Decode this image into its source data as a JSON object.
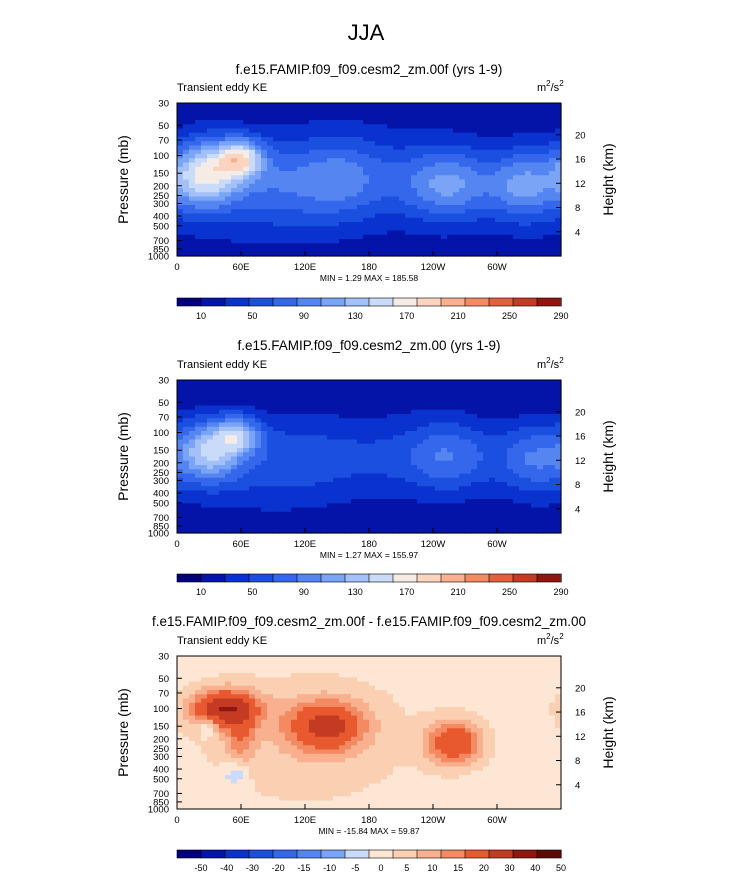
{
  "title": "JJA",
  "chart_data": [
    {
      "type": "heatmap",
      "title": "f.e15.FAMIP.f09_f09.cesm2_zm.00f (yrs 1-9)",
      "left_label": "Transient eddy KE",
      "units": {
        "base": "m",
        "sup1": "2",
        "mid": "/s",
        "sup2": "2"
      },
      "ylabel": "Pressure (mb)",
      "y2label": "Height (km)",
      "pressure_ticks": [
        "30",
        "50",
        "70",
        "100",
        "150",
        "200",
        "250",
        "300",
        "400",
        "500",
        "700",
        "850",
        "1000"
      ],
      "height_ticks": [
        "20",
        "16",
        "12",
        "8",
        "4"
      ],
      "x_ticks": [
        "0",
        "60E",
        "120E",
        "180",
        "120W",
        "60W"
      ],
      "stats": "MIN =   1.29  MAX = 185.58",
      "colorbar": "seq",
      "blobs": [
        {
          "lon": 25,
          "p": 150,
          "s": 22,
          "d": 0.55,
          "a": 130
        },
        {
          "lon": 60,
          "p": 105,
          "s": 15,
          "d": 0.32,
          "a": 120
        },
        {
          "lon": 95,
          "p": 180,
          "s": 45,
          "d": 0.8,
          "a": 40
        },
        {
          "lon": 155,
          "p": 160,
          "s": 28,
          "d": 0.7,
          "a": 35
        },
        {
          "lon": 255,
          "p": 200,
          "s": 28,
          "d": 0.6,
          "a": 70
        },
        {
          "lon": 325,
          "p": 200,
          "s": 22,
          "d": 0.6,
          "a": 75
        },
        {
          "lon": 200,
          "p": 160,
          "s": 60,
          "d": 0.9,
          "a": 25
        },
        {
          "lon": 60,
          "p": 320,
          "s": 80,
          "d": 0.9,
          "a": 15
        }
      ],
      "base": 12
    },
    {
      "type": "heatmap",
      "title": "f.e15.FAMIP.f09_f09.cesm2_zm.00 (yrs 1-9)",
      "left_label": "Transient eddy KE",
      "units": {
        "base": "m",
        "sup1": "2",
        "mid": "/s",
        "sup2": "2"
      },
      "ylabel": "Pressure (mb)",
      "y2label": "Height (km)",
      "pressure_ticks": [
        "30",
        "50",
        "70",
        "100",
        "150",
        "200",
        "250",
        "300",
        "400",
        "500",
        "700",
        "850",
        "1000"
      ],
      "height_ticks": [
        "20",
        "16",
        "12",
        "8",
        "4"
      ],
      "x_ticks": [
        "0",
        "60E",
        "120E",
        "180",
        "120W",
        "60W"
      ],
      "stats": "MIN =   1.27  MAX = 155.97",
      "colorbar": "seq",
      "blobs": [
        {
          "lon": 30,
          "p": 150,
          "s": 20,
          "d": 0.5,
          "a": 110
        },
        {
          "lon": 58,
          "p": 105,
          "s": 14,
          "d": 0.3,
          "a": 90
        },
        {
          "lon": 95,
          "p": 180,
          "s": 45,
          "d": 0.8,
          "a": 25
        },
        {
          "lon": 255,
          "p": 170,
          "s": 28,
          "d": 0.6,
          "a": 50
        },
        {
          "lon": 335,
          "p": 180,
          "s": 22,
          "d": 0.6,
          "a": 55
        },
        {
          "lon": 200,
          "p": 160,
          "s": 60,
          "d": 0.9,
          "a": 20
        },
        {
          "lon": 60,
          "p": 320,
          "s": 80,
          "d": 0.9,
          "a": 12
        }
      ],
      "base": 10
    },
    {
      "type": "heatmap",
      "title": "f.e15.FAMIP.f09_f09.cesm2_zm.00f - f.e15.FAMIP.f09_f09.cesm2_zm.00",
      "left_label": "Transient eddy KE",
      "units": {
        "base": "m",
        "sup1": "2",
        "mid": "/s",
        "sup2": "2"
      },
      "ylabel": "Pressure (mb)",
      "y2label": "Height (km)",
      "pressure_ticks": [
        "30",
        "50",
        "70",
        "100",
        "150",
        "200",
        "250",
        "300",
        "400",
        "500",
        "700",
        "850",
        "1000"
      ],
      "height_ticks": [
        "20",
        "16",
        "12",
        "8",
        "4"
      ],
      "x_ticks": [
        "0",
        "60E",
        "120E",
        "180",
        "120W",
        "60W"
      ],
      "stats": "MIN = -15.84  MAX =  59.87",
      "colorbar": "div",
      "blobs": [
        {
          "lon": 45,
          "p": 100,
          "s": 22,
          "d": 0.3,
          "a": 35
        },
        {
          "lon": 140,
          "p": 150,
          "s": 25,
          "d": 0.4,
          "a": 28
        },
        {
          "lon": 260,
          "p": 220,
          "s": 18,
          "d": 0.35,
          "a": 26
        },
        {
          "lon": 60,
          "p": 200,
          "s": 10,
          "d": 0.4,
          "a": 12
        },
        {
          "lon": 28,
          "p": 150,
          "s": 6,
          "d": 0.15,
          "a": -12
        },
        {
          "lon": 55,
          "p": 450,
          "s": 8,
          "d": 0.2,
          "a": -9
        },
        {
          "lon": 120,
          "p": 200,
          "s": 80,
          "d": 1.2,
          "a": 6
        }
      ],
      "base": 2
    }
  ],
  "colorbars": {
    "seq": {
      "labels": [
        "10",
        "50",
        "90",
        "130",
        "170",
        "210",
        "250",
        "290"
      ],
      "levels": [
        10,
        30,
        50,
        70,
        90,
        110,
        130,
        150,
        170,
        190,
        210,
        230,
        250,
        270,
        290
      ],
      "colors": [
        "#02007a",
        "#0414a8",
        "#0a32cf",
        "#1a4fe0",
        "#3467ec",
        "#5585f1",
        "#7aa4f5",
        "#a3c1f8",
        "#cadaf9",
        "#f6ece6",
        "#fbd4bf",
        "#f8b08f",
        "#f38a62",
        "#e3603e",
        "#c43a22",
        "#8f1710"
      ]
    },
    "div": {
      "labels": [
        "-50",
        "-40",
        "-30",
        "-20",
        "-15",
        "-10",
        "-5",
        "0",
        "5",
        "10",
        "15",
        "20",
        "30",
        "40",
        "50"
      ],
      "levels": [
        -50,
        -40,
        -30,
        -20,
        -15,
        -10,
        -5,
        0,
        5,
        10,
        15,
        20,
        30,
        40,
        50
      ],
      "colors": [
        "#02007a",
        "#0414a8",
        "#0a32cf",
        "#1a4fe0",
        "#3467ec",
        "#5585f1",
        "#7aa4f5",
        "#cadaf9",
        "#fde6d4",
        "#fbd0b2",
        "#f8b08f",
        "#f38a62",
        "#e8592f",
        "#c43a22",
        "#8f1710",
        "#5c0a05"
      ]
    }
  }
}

☆ ☆ ☆

#### [SET TASK]
What is the number of lines in the data that hold the string "title"? Answer with the number only.

#### [FINAL ANSWER]
4